▸ **Aim**:
Without the pictures, set down every line of the data exactly.

__________

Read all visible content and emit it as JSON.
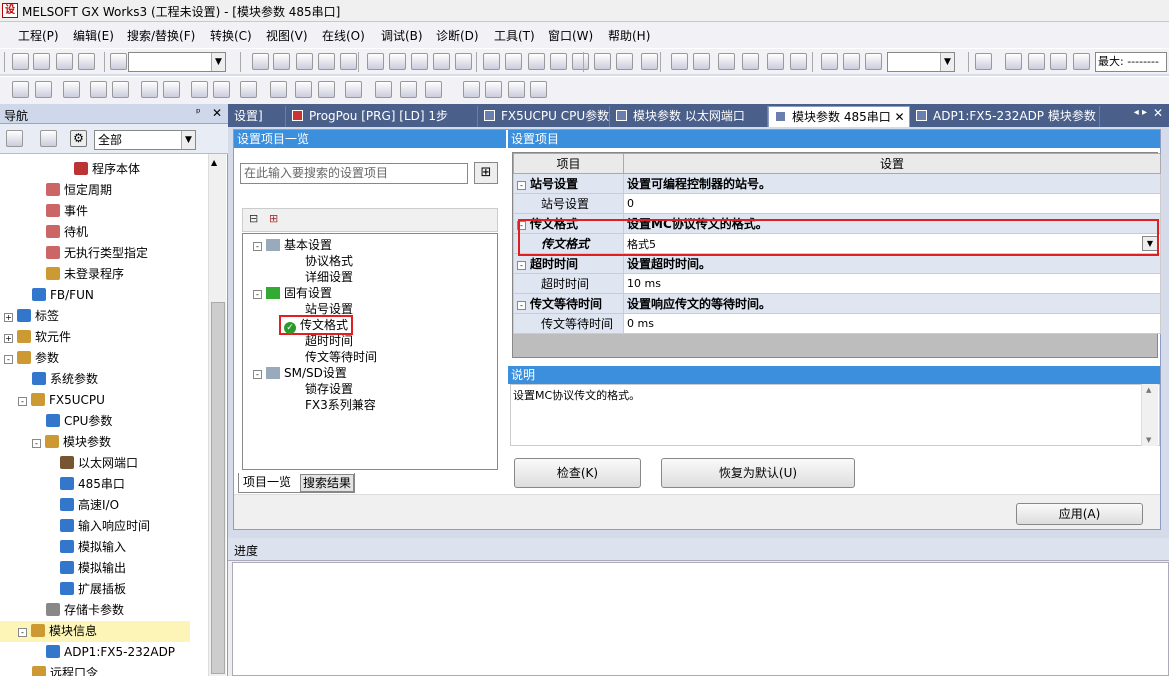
{
  "window": {
    "title": "MELSOFT GX Works3 (工程未设置) - [模块参数 485串口]",
    "icon": "melsoft-logo"
  },
  "menu": [
    "工程(P)",
    "编辑(E)",
    "搜索/替换(F)",
    "转换(C)",
    "视图(V)",
    "在线(O)",
    "调试(B)",
    "诊断(D)",
    "工具(T)",
    "窗口(W)",
    "帮助(H)"
  ],
  "toolbar": {
    "max_label": "最大: --------"
  },
  "nav": {
    "title": "导航",
    "filter": "全部",
    "items": [
      {
        "label": "程序本体",
        "indent": 5,
        "exp": "",
        "color": "#b33"
      },
      {
        "label": "恒定周期",
        "indent": 3,
        "exp": "",
        "color": "#c66"
      },
      {
        "label": "事件",
        "indent": 3,
        "exp": "",
        "color": "#c66"
      },
      {
        "label": "待机",
        "indent": 3,
        "exp": "",
        "color": "#c66"
      },
      {
        "label": "无执行类型指定",
        "indent": 3,
        "exp": "",
        "color": "#c66"
      },
      {
        "label": "未登录程序",
        "indent": 3,
        "exp": "",
        "color": "#c93"
      },
      {
        "label": "FB/FUN",
        "indent": 2,
        "exp": "",
        "color": "#37c"
      },
      {
        "label": "标签",
        "indent": 0,
        "exp": "+",
        "color": "#37c"
      },
      {
        "label": "软元件",
        "indent": 0,
        "exp": "+",
        "color": "#c93"
      },
      {
        "label": "参数",
        "indent": 0,
        "exp": "-",
        "color": "#c93"
      },
      {
        "label": "系统参数",
        "indent": 2,
        "exp": "",
        "color": "#37c"
      },
      {
        "label": "FX5UCPU",
        "indent": 1,
        "exp": "-",
        "color": "#c93"
      },
      {
        "label": "CPU参数",
        "indent": 3,
        "exp": "",
        "color": "#37c"
      },
      {
        "label": "模块参数",
        "indent": 2,
        "exp": "-",
        "color": "#c93"
      },
      {
        "label": "以太网端口",
        "indent": 4,
        "exp": "",
        "color": "#753"
      },
      {
        "label": "485串口",
        "indent": 4,
        "exp": "",
        "color": "#37c"
      },
      {
        "label": "高速I/O",
        "indent": 4,
        "exp": "",
        "color": "#37c"
      },
      {
        "label": "输入响应时间",
        "indent": 4,
        "exp": "",
        "color": "#37c"
      },
      {
        "label": "模拟输入",
        "indent": 4,
        "exp": "",
        "color": "#37c"
      },
      {
        "label": "模拟输出",
        "indent": 4,
        "exp": "",
        "color": "#37c"
      },
      {
        "label": "扩展插板",
        "indent": 4,
        "exp": "",
        "color": "#37c"
      },
      {
        "label": "存储卡参数",
        "indent": 3,
        "exp": "",
        "color": "#888"
      },
      {
        "label": "模块信息",
        "indent": 1,
        "exp": "-",
        "color": "#c93",
        "selected": true
      },
      {
        "label": "ADP1:FX5-232ADP",
        "indent": 3,
        "exp": "",
        "color": "#37c"
      },
      {
        "label": "远程口令",
        "indent": 2,
        "exp": "",
        "color": "#c93"
      }
    ]
  },
  "tabs": [
    {
      "label": "设置]",
      "w": 58
    },
    {
      "label": "ProgPou [PRG] [LD] 1步",
      "w": 192
    },
    {
      "label": "FX5UCPU CPU参数",
      "w": 132
    },
    {
      "label": "模块参数 以太网端口",
      "w": 158
    },
    {
      "label": "模块参数 485串口 ✕",
      "w": 142,
      "active": true
    },
    {
      "label": "ADP1:FX5-232ADP 模块参数",
      "w": 190
    }
  ],
  "left": {
    "header": "设置项目一览",
    "search_placeholder": "在此输入要搜索的设置项目",
    "tree": [
      {
        "label": "基本设置",
        "level": 0
      },
      {
        "label": "协议格式",
        "level": 1
      },
      {
        "label": "详细设置",
        "level": 1
      },
      {
        "label": "固有设置",
        "level": 0
      },
      {
        "label": "站号设置",
        "level": 1
      },
      {
        "label": "传文格式",
        "level": 1,
        "selected": true
      },
      {
        "label": "超时时间",
        "level": 1
      },
      {
        "label": "传文等待时间",
        "level": 1
      },
      {
        "label": "SM/SD设置",
        "level": 0
      },
      {
        "label": "锁存设置",
        "level": 1
      },
      {
        "label": "FX3系列兼容",
        "level": 1
      }
    ],
    "bottom_tabs": [
      "项目一览",
      "搜索结果"
    ]
  },
  "right": {
    "header": "设置项目",
    "col_item": "项目",
    "col_setting": "设置",
    "rows": [
      {
        "kind": "group",
        "item": "站号设置",
        "setting": "设置可编程控制器的站号。"
      },
      {
        "kind": "leaf",
        "item": "站号设置",
        "setting": "0"
      },
      {
        "kind": "group",
        "item": "传文格式",
        "setting": "设置MC协议传文的格式。"
      },
      {
        "kind": "select",
        "item": "传文格式",
        "setting": "格式5"
      },
      {
        "kind": "group",
        "item": "超时时间",
        "setting": "设置超时时间。"
      },
      {
        "kind": "leaf",
        "item": "超时时间",
        "setting": "10 ms"
      },
      {
        "kind": "group",
        "item": "传文等待时间",
        "setting": "设置响应传文的等待时间。"
      },
      {
        "kind": "leaf",
        "item": "传文等待时间",
        "setting": "0 ms"
      }
    ],
    "desc_header": "说明",
    "desc_text": "设置MC协议传文的格式。",
    "check_btn": "检查(K)",
    "reset_btn": "恢复为默认(U)",
    "apply_btn": "应用(A)"
  },
  "progress": {
    "title": "进度"
  }
}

__________

▸ **Result of this exercise**:
Read all visible content and emit it as JSON.
{
  "window": {
    "title": "MELSOFT GX Works3 (工程未设置) - [模块参数 485串口]",
    "icon": "melsoft-logo"
  },
  "menu": [
    "工程(P)",
    "编辑(E)",
    "搜索/替换(F)",
    "转换(C)",
    "视图(V)",
    "在线(O)",
    "调试(B)",
    "诊断(D)",
    "工具(T)",
    "窗口(W)",
    "帮助(H)"
  ],
  "toolbar": {
    "max_label": "最大: --------"
  },
  "nav": {
    "title": "导航",
    "filter": "全部",
    "items": [
      {
        "label": "程序本体",
        "indent": 5,
        "exp": "",
        "color": "#b33"
      },
      {
        "label": "恒定周期",
        "indent": 3,
        "exp": "",
        "color": "#c66"
      },
      {
        "label": "事件",
        "indent": 3,
        "exp": "",
        "color": "#c66"
      },
      {
        "label": "待机",
        "indent": 3,
        "exp": "",
        "color": "#c66"
      },
      {
        "label": "无执行类型指定",
        "indent": 3,
        "exp": "",
        "color": "#c66"
      },
      {
        "label": "未登录程序",
        "indent": 3,
        "exp": "",
        "color": "#c93"
      },
      {
        "label": "FB/FUN",
        "indent": 2,
        "exp": "",
        "color": "#37c"
      },
      {
        "label": "标签",
        "indent": 0,
        "exp": "+",
        "color": "#37c"
      },
      {
        "label": "软元件",
        "indent": 0,
        "exp": "+",
        "color": "#c93"
      },
      {
        "label": "参数",
        "indent": 0,
        "exp": "-",
        "color": "#c93"
      },
      {
        "label": "系统参数",
        "indent": 2,
        "exp": "",
        "color": "#37c"
      },
      {
        "label": "FX5UCPU",
        "indent": 1,
        "exp": "-",
        "color": "#c93"
      },
      {
        "label": "CPU参数",
        "indent": 3,
        "exp": "",
        "color": "#37c"
      },
      {
        "label": "模块参数",
        "indent": 2,
        "exp": "-",
        "color": "#c93"
      },
      {
        "label": "以太网端口",
        "indent": 4,
        "exp": "",
        "color": "#753"
      },
      {
        "label": "485串口",
        "indent": 4,
        "exp": "",
        "color": "#37c"
      },
      {
        "label": "高速I/O",
        "indent": 4,
        "exp": "",
        "color": "#37c"
      },
      {
        "label": "输入响应时间",
        "indent": 4,
        "exp": "",
        "color": "#37c"
      },
      {
        "label": "模拟输入",
        "indent": 4,
        "exp": "",
        "color": "#37c"
      },
      {
        "label": "模拟输出",
        "indent": 4,
        "exp": "",
        "color": "#37c"
      },
      {
        "label": "扩展插板",
        "indent": 4,
        "exp": "",
        "color": "#37c"
      },
      {
        "label": "存储卡参数",
        "indent": 3,
        "exp": "",
        "color": "#888"
      },
      {
        "label": "模块信息",
        "indent": 1,
        "exp": "-",
        "color": "#c93",
        "selected": true
      },
      {
        "label": "ADP1:FX5-232ADP",
        "indent": 3,
        "exp": "",
        "color": "#37c"
      },
      {
        "label": "远程口令",
        "indent": 2,
        "exp": "",
        "color": "#c93"
      }
    ]
  },
  "tabs": [
    {
      "label": "设置]",
      "w": 58
    },
    {
      "label": "ProgPou [PRG] [LD] 1步",
      "w": 192
    },
    {
      "label": "FX5UCPU CPU参数",
      "w": 132
    },
    {
      "label": "模块参数 以太网端口",
      "w": 158
    },
    {
      "label": "模块参数 485串口 ✕",
      "w": 142,
      "active": true
    },
    {
      "label": "ADP1:FX5-232ADP 模块参数",
      "w": 190
    }
  ],
  "left": {
    "header": "设置项目一览",
    "search_placeholder": "在此输入要搜索的设置项目",
    "tree": [
      {
        "label": "基本设置",
        "level": 0
      },
      {
        "label": "协议格式",
        "level": 1
      },
      {
        "label": "详细设置",
        "level": 1
      },
      {
        "label": "固有设置",
        "level": 0
      },
      {
        "label": "站号设置",
        "level": 1
      },
      {
        "label": "传文格式",
        "level": 1,
        "selected": true
      },
      {
        "label": "超时时间",
        "level": 1
      },
      {
        "label": "传文等待时间",
        "level": 1
      },
      {
        "label": "SM/SD设置",
        "level": 0
      },
      {
        "label": "锁存设置",
        "level": 1
      },
      {
        "label": "FX3系列兼容",
        "level": 1
      }
    ],
    "bottom_tabs": [
      "项目一览",
      "搜索结果"
    ]
  },
  "right": {
    "header": "设置项目",
    "col_item": "项目",
    "col_setting": "设置",
    "rows": [
      {
        "kind": "group",
        "item": "站号设置",
        "setting": "设置可编程控制器的站号。"
      },
      {
        "kind": "leaf",
        "item": "站号设置",
        "setting": "0"
      },
      {
        "kind": "group",
        "item": "传文格式",
        "setting": "设置MC协议传文的格式。"
      },
      {
        "kind": "select",
        "item": "传文格式",
        "setting": "格式5"
      },
      {
        "kind": "group",
        "item": "超时时间",
        "setting": "设置超时时间。"
      },
      {
        "kind": "leaf",
        "item": "超时时间",
        "setting": "10 ms"
      },
      {
        "kind": "group",
        "item": "传文等待时间",
        "setting": "设置响应传文的等待时间。"
      },
      {
        "kind": "leaf",
        "item": "传文等待时间",
        "setting": "0 ms"
      }
    ],
    "desc_header": "说明",
    "desc_text": "设置MC协议传文的格式。",
    "check_btn": "检查(K)",
    "reset_btn": "恢复为默认(U)",
    "apply_btn": "应用(A)"
  },
  "progress": {
    "title": "进度"
  }
}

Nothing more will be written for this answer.